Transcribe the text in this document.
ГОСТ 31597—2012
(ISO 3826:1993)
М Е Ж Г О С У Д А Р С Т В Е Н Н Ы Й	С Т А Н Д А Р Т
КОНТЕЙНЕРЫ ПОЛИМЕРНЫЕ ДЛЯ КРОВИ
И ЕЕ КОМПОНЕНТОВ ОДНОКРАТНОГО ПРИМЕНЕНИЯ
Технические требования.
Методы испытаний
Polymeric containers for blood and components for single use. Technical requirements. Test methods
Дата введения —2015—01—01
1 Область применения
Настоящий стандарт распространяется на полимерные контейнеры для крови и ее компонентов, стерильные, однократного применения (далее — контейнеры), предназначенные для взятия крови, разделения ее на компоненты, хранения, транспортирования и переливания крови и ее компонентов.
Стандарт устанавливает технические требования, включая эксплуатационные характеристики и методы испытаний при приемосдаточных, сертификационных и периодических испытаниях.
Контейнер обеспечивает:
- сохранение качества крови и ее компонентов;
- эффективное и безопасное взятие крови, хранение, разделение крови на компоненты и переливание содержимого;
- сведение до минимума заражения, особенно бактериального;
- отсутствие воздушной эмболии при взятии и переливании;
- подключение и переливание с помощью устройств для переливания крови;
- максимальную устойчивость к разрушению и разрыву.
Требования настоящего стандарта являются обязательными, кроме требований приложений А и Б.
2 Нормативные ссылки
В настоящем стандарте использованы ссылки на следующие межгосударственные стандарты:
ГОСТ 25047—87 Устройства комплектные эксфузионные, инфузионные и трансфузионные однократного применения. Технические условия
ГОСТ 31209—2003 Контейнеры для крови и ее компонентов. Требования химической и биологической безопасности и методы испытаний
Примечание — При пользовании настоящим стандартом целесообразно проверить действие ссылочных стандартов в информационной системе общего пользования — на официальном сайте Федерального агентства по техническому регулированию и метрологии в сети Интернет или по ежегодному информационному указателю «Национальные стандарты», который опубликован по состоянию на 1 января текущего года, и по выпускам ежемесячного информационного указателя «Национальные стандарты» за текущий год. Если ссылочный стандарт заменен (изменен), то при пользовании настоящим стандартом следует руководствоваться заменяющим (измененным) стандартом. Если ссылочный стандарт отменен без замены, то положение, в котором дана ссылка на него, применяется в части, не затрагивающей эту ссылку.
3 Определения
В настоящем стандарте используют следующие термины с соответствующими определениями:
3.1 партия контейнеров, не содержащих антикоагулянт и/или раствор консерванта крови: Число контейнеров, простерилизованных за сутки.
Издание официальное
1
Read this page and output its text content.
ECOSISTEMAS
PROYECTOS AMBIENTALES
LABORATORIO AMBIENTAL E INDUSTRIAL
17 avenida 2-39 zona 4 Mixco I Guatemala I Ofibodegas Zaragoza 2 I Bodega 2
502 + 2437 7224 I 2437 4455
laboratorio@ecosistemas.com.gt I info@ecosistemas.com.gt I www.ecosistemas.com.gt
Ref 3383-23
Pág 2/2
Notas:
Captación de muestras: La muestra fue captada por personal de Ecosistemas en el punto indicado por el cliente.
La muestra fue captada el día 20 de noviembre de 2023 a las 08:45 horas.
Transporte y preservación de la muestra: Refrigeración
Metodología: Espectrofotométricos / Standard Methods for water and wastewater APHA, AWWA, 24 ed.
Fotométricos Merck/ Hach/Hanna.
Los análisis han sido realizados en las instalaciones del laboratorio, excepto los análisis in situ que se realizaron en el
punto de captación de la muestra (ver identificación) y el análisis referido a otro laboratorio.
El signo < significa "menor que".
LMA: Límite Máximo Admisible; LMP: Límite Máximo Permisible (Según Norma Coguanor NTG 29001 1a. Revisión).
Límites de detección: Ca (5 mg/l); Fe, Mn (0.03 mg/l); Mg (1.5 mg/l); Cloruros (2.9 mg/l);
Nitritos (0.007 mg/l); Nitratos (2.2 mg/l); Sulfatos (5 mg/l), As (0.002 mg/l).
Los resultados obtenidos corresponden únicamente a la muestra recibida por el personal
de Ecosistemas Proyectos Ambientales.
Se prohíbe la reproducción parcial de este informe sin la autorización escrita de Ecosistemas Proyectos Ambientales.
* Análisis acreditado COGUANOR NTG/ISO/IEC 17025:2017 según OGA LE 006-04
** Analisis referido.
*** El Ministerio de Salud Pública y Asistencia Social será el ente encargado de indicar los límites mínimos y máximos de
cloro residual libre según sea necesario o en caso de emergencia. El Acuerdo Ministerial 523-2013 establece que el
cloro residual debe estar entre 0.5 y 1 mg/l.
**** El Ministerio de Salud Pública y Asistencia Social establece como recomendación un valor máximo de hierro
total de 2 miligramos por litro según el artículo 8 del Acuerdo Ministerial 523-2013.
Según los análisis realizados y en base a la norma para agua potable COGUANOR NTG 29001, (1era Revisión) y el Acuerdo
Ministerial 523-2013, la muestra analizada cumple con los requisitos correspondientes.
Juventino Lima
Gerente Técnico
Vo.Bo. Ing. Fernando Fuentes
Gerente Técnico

══════════

**EXERCISE REQUIREMENTS:** Report the number of lines above containing the word "this", with no other text.

**CORRECT ANSWER:** 2